Task directions:
Read the records below and copy each line that contains "this".
** begin Supplied records **
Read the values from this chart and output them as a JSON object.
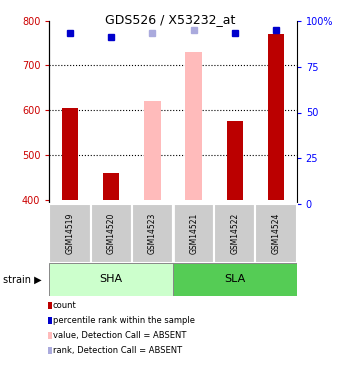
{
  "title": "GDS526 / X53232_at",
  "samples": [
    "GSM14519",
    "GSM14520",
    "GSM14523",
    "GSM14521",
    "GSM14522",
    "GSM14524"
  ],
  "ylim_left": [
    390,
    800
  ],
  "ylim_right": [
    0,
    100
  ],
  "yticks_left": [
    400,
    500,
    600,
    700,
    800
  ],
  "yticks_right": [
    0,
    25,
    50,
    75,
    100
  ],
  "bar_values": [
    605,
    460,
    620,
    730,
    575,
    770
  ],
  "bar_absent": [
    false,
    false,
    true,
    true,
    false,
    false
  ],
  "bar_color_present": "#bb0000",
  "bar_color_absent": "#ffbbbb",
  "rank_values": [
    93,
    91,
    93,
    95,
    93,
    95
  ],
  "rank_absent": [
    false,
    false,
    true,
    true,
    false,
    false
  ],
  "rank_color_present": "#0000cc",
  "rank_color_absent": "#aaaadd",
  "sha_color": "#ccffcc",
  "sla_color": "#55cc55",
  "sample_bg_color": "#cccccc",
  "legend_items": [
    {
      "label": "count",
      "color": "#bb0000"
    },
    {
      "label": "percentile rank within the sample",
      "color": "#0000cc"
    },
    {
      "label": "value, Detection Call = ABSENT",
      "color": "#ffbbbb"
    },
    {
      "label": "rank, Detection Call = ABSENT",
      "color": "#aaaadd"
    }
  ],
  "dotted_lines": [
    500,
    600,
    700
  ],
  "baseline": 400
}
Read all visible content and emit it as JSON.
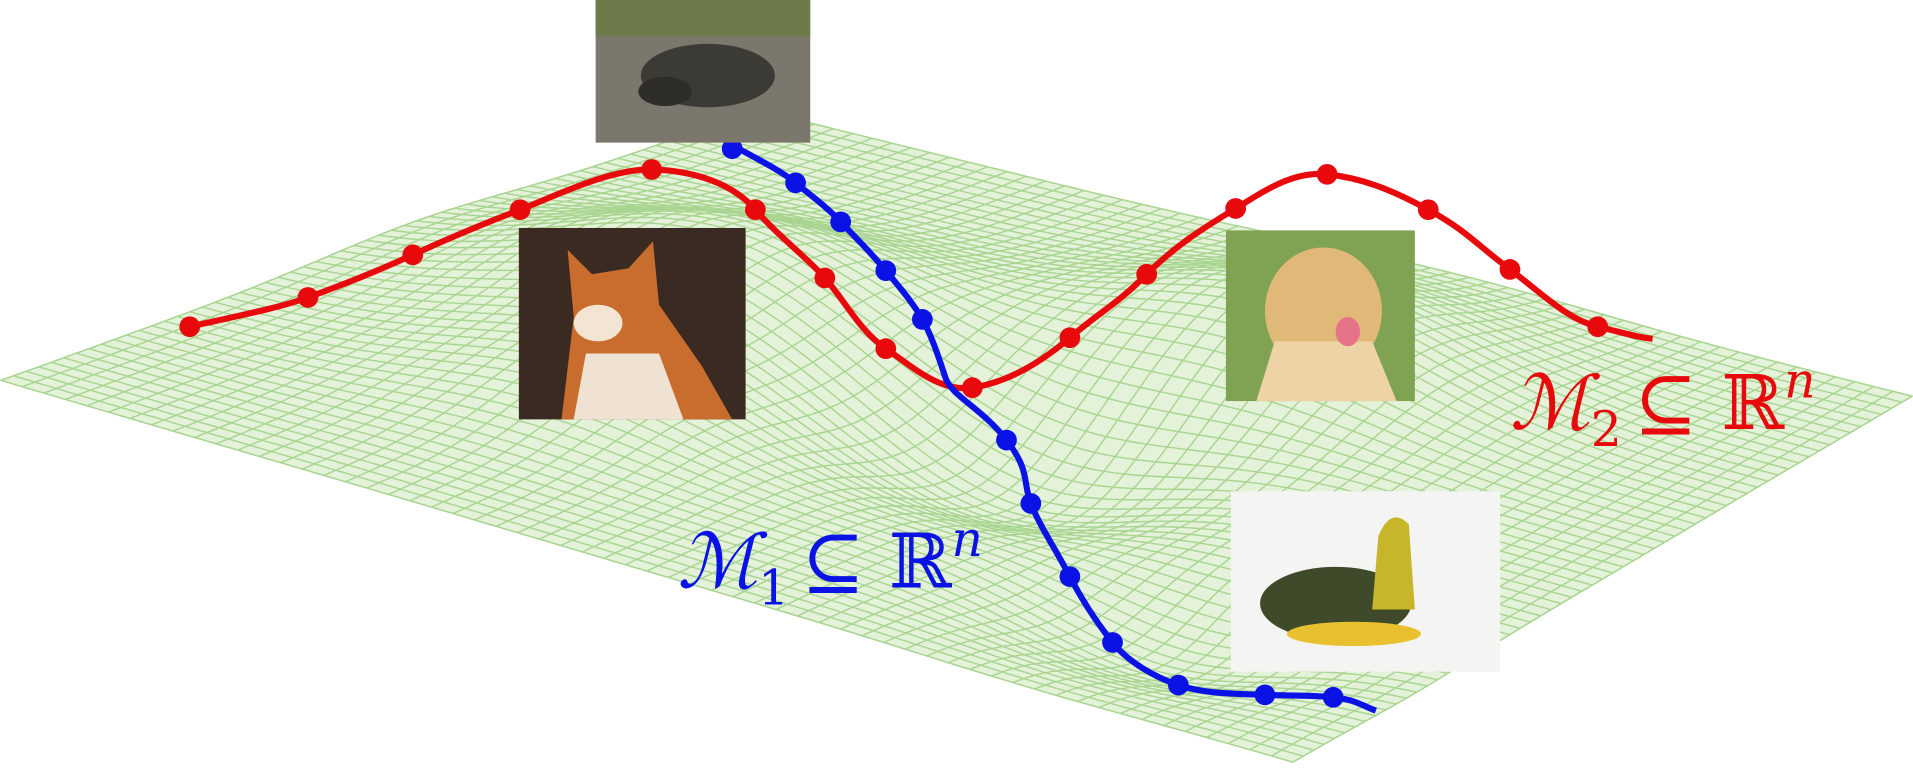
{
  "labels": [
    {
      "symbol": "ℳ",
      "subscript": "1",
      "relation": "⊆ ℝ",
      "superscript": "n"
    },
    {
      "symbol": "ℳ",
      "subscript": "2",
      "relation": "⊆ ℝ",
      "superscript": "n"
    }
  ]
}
** end Supplied records **
** begin Supplied records **
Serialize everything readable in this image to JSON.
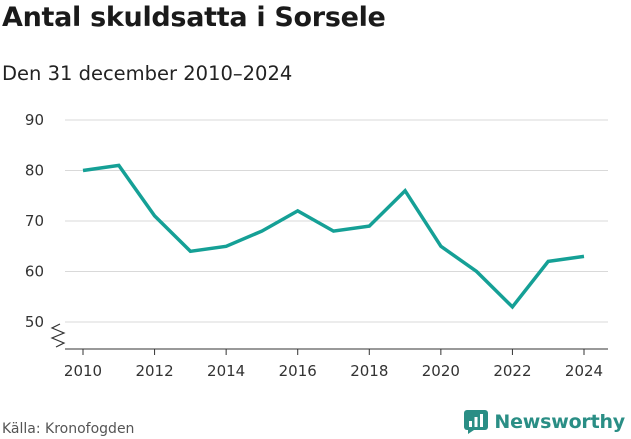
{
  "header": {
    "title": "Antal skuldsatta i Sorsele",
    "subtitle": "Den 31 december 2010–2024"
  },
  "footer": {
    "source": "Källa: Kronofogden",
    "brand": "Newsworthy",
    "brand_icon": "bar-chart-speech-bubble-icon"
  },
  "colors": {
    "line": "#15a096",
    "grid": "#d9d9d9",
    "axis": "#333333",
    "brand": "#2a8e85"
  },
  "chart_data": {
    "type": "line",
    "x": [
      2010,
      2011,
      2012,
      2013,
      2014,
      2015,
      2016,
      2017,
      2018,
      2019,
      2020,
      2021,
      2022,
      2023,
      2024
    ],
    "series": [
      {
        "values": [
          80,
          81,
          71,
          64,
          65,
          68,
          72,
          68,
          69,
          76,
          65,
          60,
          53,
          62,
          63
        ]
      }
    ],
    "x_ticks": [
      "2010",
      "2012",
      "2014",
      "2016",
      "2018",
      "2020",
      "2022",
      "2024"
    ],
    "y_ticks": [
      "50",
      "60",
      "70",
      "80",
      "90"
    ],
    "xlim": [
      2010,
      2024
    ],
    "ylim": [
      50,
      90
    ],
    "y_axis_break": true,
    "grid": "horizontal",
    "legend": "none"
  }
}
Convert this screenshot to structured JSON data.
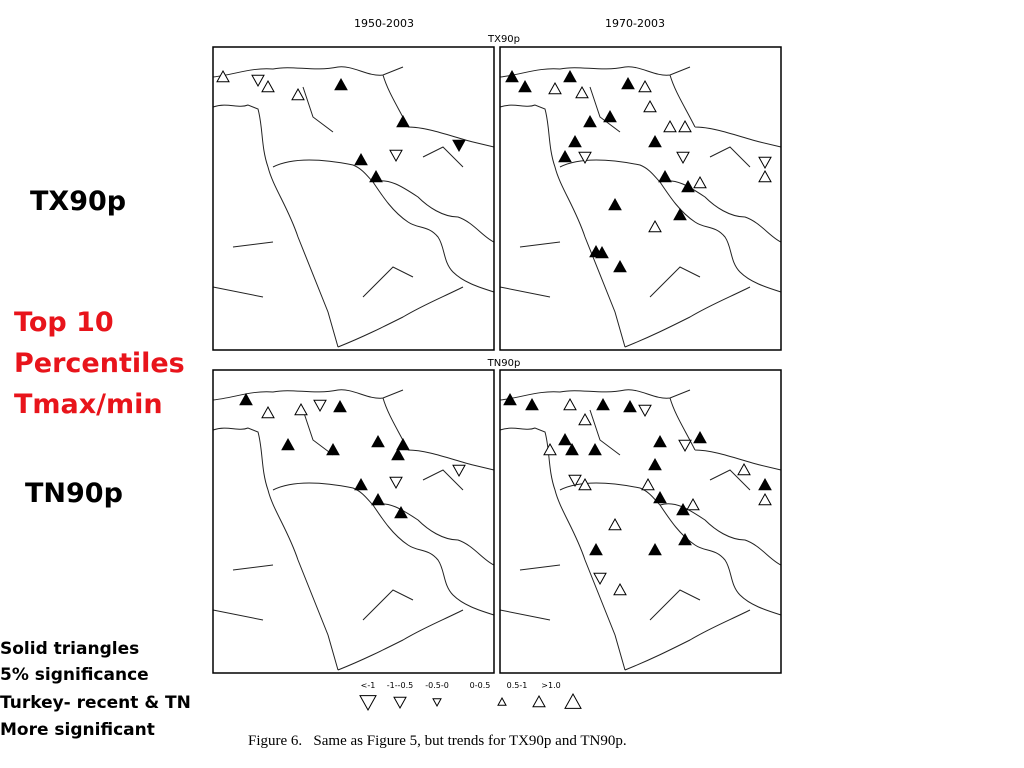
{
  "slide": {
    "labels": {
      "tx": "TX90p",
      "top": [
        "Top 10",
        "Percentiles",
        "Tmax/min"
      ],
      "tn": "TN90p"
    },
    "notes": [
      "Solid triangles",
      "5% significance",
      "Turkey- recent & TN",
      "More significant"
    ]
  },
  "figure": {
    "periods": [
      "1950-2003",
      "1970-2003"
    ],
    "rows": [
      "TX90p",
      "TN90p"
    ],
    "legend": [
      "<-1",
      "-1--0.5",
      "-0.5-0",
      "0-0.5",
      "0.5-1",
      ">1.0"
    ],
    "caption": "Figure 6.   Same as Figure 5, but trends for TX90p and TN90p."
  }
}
** end Supplied records **
Result of the exercise:
Read the values from this chart and output them as a JSON object.
Serialize everything readable in this image to JSON.
Convert this screenshot to structured JSON data.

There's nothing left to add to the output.